YOUR GOAL: Check every line of the entries that follow, and copy the ones containing "number".

Stored data entries:
============

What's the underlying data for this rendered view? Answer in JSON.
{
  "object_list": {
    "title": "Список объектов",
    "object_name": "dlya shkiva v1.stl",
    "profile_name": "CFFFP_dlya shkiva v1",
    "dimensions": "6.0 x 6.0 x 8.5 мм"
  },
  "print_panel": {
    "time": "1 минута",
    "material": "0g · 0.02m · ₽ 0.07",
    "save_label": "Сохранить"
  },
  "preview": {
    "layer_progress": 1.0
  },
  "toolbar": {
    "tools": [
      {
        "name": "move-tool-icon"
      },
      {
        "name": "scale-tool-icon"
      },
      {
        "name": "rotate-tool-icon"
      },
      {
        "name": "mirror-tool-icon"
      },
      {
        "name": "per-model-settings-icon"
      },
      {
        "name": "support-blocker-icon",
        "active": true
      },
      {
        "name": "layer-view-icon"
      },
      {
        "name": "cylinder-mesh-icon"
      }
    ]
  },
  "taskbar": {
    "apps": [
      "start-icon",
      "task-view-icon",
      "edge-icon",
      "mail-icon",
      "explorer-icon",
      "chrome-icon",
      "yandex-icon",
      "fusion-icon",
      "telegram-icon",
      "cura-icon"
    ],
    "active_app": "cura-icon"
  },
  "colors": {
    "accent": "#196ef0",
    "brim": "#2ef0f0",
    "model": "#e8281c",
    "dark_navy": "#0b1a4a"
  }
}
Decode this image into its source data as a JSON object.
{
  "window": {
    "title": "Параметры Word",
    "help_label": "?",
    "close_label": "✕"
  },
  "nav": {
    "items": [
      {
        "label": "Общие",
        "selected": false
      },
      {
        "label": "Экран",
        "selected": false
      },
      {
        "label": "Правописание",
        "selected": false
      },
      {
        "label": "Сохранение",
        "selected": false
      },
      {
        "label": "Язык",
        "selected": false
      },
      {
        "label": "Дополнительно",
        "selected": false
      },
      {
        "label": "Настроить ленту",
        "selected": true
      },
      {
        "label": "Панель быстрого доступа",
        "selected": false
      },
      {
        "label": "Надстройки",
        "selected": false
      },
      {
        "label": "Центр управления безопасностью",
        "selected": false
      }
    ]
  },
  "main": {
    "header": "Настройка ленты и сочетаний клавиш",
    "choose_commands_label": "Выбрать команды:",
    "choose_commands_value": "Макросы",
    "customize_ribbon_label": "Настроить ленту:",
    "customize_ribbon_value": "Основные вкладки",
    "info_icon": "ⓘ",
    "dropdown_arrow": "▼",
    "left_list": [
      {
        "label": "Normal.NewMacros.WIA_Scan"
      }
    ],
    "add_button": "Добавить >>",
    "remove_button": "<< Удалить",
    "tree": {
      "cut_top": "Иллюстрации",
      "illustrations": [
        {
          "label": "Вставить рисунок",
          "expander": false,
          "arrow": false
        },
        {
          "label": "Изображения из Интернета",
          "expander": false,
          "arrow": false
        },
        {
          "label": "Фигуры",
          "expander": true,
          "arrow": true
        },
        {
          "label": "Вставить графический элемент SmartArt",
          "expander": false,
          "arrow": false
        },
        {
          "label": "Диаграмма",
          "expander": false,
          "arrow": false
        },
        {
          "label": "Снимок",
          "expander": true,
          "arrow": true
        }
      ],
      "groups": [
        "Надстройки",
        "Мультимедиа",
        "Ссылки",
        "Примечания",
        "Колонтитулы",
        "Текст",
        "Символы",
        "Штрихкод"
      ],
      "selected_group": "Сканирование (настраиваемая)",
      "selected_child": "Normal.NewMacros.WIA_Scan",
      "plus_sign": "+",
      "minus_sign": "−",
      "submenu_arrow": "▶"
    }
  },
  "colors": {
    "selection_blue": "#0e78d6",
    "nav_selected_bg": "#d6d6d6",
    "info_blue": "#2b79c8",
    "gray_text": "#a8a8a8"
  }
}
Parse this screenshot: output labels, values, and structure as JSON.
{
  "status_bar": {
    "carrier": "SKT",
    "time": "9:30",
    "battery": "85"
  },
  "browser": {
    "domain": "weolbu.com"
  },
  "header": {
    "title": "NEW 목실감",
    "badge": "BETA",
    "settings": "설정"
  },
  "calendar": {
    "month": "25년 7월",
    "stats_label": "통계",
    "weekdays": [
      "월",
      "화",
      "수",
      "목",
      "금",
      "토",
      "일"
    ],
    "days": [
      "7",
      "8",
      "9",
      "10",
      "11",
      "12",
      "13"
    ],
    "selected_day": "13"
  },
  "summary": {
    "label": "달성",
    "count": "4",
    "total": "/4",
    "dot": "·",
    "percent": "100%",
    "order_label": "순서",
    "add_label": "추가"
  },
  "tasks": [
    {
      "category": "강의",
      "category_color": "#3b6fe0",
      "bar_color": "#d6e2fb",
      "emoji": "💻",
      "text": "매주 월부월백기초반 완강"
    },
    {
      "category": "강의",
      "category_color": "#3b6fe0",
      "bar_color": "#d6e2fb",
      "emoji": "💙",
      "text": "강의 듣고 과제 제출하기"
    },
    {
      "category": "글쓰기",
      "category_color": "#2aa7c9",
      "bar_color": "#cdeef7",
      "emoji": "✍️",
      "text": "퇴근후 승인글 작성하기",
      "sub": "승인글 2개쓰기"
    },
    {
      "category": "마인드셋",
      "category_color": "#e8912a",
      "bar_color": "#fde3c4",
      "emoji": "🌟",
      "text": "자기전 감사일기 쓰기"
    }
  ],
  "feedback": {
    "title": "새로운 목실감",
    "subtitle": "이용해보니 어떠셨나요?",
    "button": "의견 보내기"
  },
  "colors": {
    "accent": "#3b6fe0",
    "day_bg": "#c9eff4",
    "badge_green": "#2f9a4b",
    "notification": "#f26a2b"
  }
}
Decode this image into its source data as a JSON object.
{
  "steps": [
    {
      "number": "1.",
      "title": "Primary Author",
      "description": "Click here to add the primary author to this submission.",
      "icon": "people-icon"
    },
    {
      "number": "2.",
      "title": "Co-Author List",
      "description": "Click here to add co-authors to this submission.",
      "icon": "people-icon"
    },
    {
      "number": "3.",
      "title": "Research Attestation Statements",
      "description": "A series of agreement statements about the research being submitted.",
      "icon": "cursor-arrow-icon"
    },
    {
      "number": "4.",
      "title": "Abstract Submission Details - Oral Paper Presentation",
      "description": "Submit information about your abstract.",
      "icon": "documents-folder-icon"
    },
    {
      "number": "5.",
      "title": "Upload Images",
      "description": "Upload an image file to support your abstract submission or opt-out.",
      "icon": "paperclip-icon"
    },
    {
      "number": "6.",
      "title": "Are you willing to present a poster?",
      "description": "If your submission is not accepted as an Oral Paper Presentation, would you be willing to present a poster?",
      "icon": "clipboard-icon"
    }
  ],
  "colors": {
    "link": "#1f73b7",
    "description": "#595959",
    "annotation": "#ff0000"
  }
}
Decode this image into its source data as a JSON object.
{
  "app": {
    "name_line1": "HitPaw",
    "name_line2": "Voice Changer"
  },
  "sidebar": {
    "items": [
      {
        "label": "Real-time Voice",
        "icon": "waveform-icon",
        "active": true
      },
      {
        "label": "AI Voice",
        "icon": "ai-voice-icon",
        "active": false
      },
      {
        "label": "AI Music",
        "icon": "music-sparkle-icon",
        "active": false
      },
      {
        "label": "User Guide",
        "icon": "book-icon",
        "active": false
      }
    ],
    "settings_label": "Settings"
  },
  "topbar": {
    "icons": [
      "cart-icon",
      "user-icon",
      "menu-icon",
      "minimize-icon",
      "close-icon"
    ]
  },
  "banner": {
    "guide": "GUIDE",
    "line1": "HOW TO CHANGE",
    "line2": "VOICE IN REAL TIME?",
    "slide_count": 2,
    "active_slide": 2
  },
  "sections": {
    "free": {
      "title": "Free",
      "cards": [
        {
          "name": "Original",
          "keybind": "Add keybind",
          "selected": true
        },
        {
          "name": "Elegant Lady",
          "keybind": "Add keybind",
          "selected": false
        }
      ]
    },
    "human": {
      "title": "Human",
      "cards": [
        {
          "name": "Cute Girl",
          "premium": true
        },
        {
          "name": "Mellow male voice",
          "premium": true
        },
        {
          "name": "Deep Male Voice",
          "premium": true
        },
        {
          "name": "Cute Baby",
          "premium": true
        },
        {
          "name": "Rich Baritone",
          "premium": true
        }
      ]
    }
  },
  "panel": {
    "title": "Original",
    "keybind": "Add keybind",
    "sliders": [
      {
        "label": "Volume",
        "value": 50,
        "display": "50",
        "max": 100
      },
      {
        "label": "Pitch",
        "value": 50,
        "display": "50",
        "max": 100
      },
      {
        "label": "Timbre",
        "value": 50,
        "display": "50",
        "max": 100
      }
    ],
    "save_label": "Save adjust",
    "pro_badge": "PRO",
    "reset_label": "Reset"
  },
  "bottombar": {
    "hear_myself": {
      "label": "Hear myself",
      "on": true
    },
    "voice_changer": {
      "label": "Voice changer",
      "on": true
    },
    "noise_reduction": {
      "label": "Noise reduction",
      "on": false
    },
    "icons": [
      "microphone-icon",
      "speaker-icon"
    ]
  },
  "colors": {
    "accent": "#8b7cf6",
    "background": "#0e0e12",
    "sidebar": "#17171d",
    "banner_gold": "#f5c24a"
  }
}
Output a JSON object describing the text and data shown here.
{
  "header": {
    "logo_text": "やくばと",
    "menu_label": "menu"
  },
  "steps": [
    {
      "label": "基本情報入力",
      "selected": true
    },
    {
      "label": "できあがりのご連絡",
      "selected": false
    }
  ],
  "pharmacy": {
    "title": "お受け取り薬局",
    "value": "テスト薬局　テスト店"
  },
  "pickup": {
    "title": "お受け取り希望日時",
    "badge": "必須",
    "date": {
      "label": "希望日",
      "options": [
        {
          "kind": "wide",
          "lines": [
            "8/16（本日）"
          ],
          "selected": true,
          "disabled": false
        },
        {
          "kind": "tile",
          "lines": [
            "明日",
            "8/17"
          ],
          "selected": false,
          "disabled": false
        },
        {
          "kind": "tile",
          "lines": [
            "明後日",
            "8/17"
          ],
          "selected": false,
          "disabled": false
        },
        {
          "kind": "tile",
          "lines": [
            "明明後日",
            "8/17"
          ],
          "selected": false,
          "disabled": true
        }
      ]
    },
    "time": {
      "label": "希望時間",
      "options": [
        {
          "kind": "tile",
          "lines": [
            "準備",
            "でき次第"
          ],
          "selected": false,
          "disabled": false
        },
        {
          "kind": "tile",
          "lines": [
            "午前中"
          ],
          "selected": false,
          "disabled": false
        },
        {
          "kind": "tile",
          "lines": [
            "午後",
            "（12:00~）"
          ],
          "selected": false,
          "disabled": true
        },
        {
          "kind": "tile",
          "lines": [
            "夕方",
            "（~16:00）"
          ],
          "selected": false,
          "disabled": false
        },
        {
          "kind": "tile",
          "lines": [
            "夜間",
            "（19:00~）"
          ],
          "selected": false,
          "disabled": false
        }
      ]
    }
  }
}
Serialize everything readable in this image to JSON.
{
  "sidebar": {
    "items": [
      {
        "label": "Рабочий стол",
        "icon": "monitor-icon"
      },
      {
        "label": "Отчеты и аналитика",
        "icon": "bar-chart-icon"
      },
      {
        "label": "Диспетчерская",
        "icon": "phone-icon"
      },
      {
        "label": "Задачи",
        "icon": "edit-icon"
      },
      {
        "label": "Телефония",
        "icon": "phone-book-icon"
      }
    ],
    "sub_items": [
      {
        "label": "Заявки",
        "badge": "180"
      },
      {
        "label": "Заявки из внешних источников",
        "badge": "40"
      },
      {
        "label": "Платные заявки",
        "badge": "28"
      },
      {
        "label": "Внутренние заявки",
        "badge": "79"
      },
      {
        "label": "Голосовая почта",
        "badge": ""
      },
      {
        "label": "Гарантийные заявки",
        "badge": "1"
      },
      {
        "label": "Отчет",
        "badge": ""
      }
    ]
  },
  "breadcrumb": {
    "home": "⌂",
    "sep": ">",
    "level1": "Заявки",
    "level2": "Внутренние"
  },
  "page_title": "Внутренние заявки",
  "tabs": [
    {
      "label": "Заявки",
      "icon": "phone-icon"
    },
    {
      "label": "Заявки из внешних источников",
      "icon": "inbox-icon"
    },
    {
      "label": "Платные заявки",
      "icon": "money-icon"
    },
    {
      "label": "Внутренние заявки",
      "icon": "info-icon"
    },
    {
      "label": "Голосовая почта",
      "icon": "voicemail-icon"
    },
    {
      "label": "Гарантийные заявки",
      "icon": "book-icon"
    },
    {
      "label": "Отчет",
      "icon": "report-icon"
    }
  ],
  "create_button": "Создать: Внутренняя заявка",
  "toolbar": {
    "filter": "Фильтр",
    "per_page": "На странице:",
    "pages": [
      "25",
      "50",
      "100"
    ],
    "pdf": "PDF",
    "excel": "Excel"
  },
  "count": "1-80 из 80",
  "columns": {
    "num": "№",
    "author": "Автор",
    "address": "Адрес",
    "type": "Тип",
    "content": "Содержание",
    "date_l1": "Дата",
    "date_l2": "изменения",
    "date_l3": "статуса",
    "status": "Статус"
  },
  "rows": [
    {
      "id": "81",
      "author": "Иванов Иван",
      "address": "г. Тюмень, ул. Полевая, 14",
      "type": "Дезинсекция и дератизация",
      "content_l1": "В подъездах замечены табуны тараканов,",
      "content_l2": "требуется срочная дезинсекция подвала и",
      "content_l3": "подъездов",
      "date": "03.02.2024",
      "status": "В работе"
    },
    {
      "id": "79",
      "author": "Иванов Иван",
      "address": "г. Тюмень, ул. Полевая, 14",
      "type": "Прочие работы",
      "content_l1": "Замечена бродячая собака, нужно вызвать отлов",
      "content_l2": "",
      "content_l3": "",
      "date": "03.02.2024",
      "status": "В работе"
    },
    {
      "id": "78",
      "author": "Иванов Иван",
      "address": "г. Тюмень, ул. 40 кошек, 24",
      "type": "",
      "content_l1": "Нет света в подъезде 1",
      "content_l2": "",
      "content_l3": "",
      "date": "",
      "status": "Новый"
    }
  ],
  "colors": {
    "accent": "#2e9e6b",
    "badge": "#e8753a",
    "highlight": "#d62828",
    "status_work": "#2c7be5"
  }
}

============

OUTPUT OF THE EXERCISE:
      "number": "1.",
      "number": "2.",
      "number": "3.",
      "number": "4.",
      "number": "5.",
      "number": "6.",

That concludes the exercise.